## Supplied material:
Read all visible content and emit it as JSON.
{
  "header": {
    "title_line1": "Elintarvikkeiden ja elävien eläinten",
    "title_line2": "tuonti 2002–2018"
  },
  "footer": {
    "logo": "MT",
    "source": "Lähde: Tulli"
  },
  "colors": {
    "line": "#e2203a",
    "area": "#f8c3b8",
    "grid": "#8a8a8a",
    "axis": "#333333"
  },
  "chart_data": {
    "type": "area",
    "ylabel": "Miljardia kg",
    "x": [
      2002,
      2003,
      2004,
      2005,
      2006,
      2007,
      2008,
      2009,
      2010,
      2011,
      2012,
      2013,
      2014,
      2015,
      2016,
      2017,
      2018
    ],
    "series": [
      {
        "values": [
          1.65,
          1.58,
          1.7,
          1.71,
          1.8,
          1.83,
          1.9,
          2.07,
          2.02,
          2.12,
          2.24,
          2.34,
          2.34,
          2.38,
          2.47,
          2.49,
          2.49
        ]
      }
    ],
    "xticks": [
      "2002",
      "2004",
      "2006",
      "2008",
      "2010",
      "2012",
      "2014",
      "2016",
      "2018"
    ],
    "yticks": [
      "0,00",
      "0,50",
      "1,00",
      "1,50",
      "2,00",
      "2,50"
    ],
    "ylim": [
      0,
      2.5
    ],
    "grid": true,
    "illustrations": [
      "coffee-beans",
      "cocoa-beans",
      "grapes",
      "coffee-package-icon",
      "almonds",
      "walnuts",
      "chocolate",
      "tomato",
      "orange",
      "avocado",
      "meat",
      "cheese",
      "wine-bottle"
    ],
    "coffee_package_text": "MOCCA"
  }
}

---

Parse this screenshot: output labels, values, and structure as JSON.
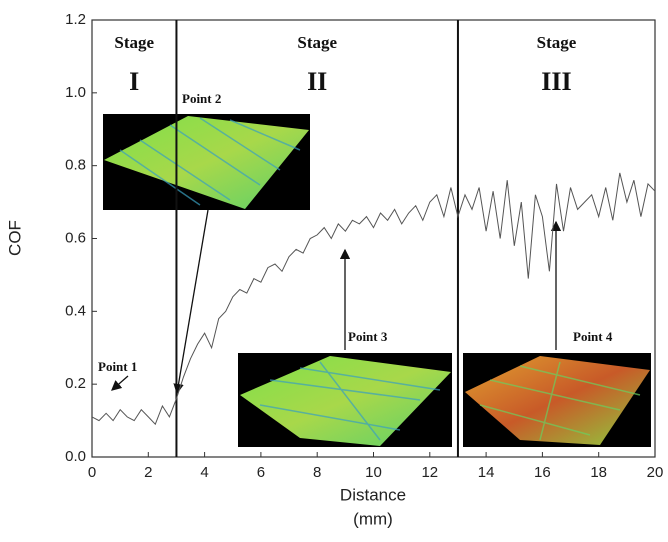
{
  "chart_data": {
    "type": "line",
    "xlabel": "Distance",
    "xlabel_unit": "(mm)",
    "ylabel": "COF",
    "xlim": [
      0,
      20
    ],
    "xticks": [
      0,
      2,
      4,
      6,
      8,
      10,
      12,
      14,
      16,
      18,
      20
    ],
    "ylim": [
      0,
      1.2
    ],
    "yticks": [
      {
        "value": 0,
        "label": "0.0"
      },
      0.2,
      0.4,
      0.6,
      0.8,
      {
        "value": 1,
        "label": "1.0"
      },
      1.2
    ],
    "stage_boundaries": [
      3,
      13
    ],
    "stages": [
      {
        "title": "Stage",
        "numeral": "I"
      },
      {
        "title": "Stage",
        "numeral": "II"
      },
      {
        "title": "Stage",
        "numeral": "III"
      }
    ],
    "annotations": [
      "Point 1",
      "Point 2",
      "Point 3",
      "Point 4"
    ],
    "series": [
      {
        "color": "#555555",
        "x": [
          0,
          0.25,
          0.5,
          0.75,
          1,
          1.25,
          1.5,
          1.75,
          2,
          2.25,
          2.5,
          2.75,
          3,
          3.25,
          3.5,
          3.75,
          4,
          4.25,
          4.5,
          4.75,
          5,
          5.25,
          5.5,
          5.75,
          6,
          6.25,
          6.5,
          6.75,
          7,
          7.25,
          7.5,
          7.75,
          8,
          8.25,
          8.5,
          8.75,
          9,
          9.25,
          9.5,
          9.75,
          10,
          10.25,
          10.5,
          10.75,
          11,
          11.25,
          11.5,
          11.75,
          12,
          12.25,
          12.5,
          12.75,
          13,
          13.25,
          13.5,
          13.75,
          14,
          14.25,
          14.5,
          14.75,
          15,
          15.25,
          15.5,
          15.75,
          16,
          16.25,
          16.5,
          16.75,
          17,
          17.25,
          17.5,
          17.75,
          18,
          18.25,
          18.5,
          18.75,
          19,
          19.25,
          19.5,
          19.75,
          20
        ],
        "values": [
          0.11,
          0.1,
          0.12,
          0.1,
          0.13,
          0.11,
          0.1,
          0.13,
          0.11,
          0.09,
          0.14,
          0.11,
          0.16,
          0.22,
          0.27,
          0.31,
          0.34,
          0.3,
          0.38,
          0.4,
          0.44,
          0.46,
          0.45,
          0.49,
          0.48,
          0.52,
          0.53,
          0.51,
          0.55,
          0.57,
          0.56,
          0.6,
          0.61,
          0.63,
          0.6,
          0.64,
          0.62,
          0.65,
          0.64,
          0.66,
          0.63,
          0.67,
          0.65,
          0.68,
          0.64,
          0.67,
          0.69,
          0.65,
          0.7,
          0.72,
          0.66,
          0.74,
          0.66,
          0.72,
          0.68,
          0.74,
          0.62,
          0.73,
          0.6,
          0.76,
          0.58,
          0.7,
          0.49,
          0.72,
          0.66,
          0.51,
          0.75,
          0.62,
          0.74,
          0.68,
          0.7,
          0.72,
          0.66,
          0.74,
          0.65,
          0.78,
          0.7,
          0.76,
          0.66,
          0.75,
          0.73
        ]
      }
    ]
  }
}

--

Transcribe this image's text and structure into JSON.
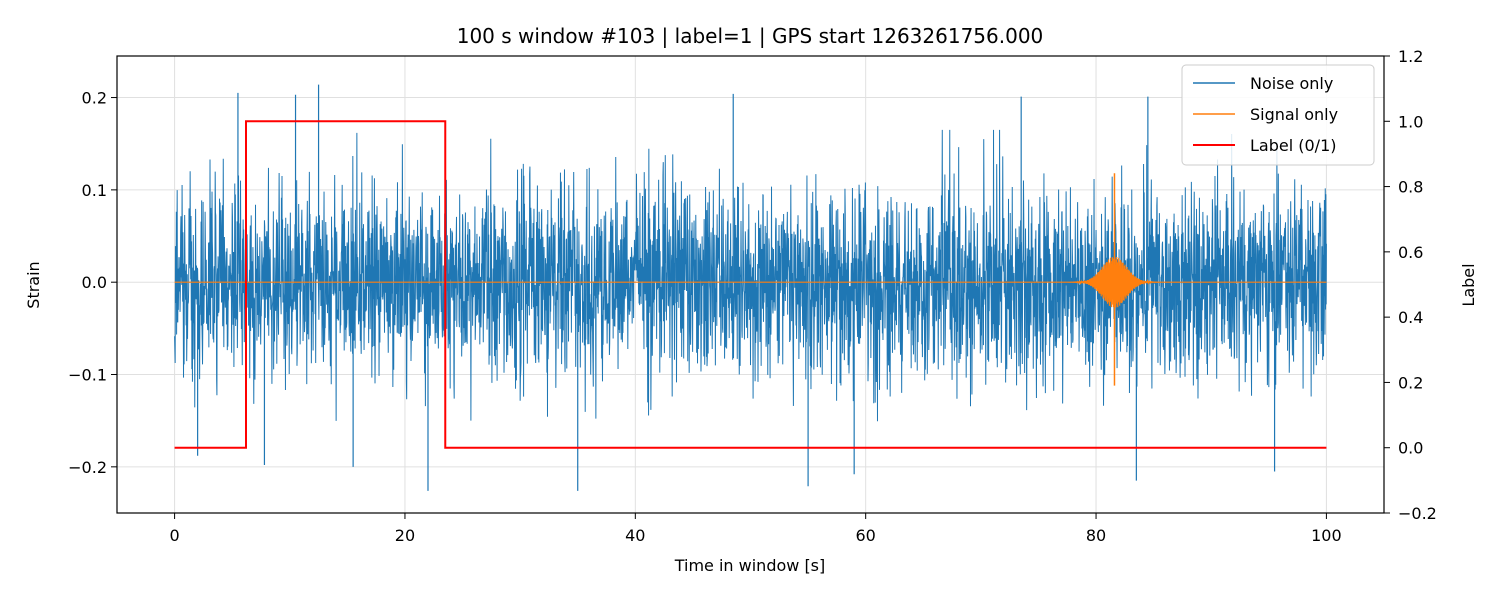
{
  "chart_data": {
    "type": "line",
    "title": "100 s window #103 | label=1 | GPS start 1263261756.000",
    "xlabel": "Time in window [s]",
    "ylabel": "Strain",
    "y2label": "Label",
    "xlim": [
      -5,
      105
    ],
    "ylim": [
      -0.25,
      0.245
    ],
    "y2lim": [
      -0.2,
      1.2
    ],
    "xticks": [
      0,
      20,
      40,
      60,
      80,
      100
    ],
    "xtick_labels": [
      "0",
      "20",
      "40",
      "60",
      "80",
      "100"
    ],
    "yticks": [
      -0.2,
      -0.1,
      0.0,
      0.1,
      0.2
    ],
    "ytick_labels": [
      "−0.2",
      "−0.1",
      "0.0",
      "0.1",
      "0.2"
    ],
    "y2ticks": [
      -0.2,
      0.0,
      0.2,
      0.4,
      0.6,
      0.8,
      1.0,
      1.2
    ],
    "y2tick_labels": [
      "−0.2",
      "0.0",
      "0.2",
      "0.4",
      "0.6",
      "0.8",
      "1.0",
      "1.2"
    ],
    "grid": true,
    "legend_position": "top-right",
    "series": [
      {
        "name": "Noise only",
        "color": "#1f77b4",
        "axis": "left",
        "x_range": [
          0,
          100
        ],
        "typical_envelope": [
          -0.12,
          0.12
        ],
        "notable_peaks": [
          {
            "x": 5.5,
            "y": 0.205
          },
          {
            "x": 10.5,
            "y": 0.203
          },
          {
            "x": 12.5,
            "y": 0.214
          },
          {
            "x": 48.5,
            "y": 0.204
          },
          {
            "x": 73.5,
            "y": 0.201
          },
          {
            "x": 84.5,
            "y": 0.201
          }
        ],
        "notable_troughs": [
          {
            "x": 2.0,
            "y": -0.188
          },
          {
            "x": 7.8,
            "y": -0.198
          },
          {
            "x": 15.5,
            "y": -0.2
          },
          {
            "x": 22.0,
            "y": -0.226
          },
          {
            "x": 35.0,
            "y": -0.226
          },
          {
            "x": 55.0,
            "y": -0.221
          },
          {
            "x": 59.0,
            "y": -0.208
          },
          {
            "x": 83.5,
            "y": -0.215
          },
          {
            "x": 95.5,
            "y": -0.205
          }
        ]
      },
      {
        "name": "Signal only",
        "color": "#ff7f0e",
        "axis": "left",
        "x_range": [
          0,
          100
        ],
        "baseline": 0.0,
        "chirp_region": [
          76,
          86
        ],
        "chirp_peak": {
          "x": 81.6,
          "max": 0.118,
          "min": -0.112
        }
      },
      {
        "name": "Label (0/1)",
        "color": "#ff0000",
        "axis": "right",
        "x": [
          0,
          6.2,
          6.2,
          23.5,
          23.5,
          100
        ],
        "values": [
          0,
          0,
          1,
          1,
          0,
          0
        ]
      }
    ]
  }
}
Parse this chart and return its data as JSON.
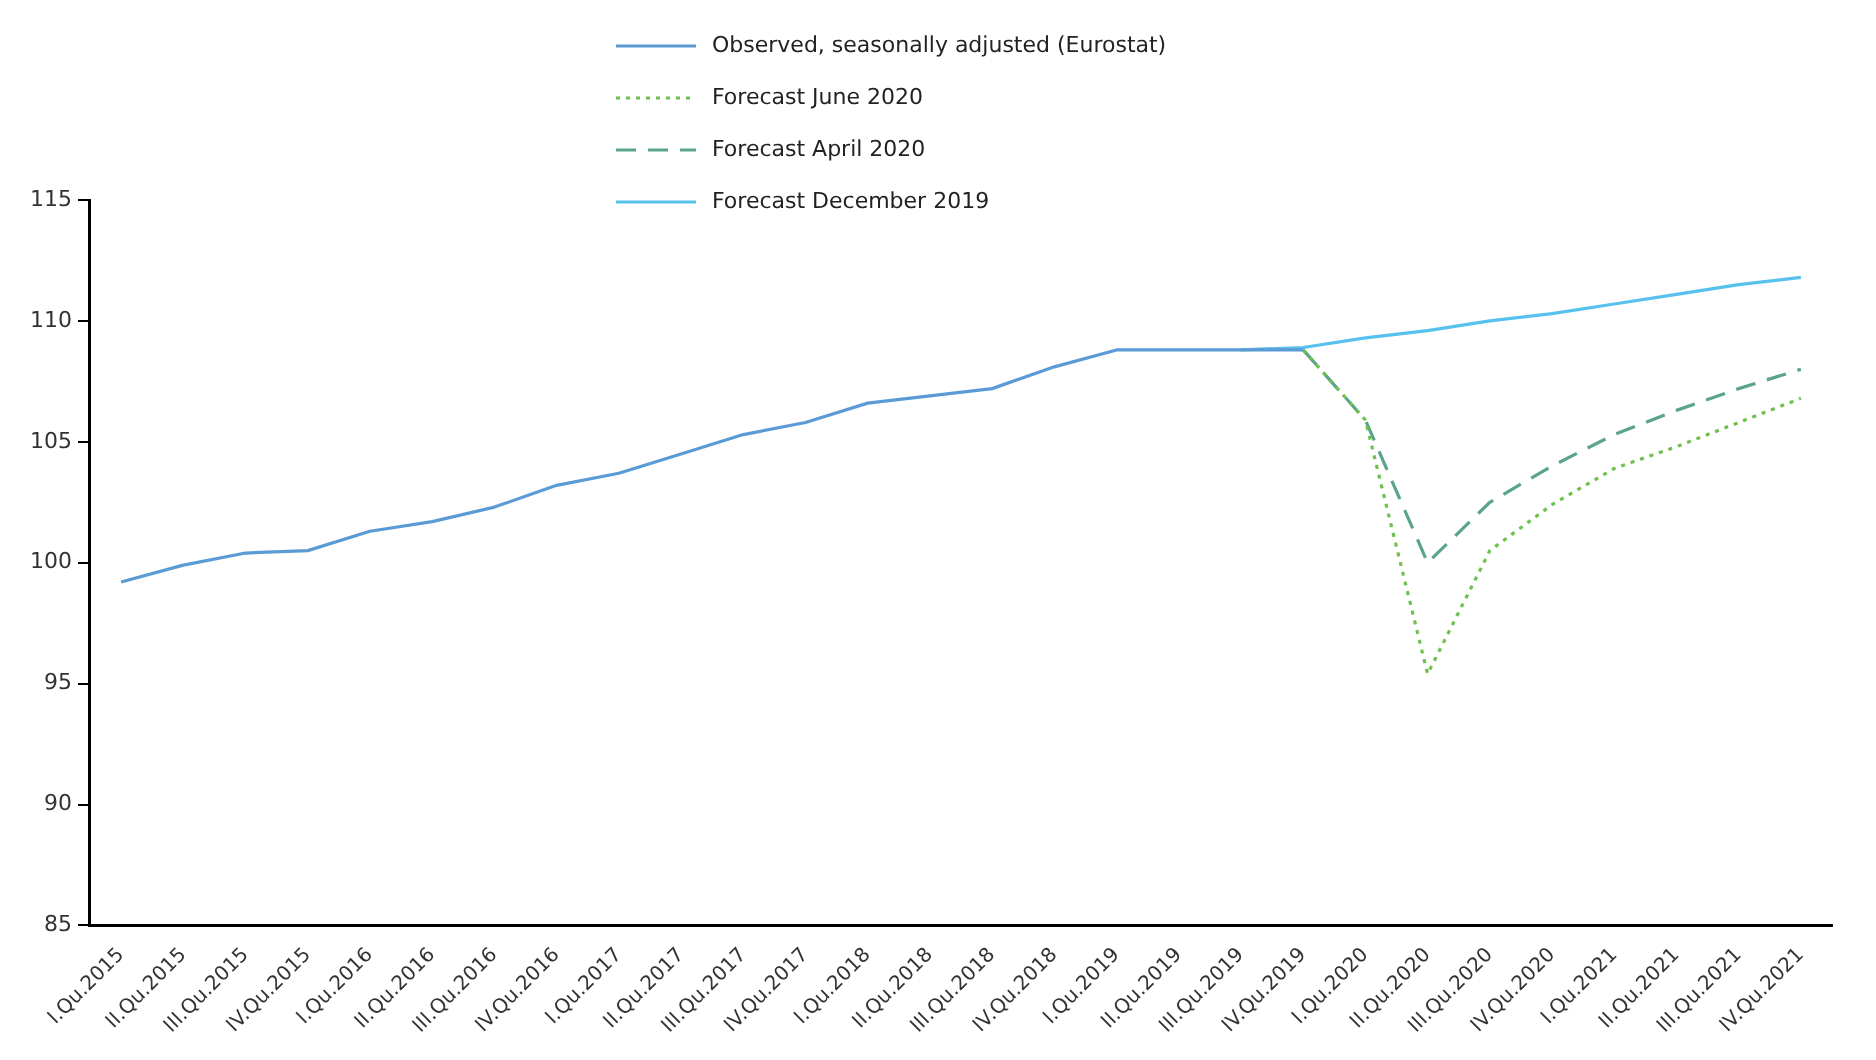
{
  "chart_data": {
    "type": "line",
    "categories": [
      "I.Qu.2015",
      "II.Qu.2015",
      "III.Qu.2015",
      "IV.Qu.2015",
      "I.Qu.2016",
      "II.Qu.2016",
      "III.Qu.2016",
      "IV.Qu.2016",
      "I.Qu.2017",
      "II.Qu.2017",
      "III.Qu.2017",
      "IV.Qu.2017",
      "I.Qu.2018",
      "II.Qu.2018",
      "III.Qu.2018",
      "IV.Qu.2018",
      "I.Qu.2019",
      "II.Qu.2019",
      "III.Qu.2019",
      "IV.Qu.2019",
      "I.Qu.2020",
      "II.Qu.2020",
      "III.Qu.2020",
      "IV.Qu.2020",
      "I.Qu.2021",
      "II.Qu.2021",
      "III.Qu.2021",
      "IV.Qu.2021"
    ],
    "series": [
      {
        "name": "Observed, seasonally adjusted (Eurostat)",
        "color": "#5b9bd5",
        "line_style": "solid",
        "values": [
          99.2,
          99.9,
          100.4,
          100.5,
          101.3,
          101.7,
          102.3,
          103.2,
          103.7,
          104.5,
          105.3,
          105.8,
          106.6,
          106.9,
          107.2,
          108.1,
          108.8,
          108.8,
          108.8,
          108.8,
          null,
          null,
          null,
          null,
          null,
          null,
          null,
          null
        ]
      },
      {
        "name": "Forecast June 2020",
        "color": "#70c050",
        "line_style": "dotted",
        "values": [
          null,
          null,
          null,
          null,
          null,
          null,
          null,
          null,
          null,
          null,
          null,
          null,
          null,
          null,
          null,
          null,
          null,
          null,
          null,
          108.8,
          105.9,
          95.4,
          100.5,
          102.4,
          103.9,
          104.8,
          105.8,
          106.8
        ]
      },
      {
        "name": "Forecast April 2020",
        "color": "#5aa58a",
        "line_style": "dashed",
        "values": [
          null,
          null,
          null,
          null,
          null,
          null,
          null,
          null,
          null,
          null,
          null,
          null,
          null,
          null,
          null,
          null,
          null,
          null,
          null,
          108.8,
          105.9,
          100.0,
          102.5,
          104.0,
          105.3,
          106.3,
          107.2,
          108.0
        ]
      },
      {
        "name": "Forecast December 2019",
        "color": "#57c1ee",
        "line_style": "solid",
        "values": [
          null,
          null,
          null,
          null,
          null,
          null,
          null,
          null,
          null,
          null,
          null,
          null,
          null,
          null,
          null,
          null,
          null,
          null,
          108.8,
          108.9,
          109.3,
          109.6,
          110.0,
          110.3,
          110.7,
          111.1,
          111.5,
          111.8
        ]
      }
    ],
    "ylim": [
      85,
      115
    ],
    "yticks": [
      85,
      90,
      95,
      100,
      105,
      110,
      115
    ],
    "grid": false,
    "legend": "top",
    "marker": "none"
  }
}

## Your task:
Using the entries above, return each line in which the word "JSON" occurs.

## The reply:
Read all visible content and emit it as JSON.
Parse this screenshot: output labels, values, and structure as JSON.
Transcribe this image's text and structure into JSON.
Parse this chart and return its data as JSON.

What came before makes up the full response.